Stated task: Could you give the data below again, exactly and completely?

┌─ Source material

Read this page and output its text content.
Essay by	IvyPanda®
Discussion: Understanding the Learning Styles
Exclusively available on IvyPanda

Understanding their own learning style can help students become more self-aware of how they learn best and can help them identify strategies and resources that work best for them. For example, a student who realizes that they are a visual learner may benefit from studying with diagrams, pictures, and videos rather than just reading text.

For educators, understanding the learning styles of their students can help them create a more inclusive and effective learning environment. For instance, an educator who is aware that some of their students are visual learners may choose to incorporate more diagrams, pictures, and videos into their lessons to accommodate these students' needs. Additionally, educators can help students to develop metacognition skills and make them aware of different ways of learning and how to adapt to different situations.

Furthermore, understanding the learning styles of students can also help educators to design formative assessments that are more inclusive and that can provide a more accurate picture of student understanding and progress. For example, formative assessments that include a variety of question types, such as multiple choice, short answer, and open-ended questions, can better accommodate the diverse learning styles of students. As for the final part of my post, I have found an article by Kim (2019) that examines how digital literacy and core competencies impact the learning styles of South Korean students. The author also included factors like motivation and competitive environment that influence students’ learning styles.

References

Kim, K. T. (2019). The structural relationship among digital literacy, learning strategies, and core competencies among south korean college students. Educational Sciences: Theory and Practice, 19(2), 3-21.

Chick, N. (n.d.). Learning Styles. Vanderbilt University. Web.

└─

Solved problem:
Read this page and output its text content.
Essay by	IvyPanda®
Discussion: Understanding the Learning Styles
Exclusively available on IvyPanda

Understanding their own learning style can help students become more self-aware of how they learn best and can help them identify strategies and resources that work best for them. For example, a student who realizes that they are a visual learner may benefit from studying with diagrams, pictures, and videos rather than just reading text.

For educators, understanding the learning styles of their students can help them create a more inclusive and effective learning environment. For instance, an educator who is aware that some of their students are visual learners may choose to incorporate more diagrams, pictures, and videos into their lessons to accommodate these students' needs. Additionally, educators can help students to develop metacognition skills and make them aware of different ways of learning and how to adapt to different situations.

Furthermore, understanding the learning styles of students can also help educators to design formative assessments that are more inclusive and that can provide a more accurate picture of student understanding and progress. For example, formative assessments that include a variety of question types, such as multiple choice, short answer, and open-ended questions, can better accommodate the diverse learning styles of students. As for the final part of my post, I have found an article by Kim (2019) that examines how digital literacy and core competencies impact the learning styles of South Korean students. The author also included factors like motivation and competitive environment that influence students’ learning styles.

References

Kim, K. T. (2019). The structural relationship among digital literacy, learning strategies, and core competencies among south korean college students. Educational Sciences: Theory and Practice, 19(2), 3-21.

Chick, N. (n.d.). Learning Styles. Vanderbilt University. Web.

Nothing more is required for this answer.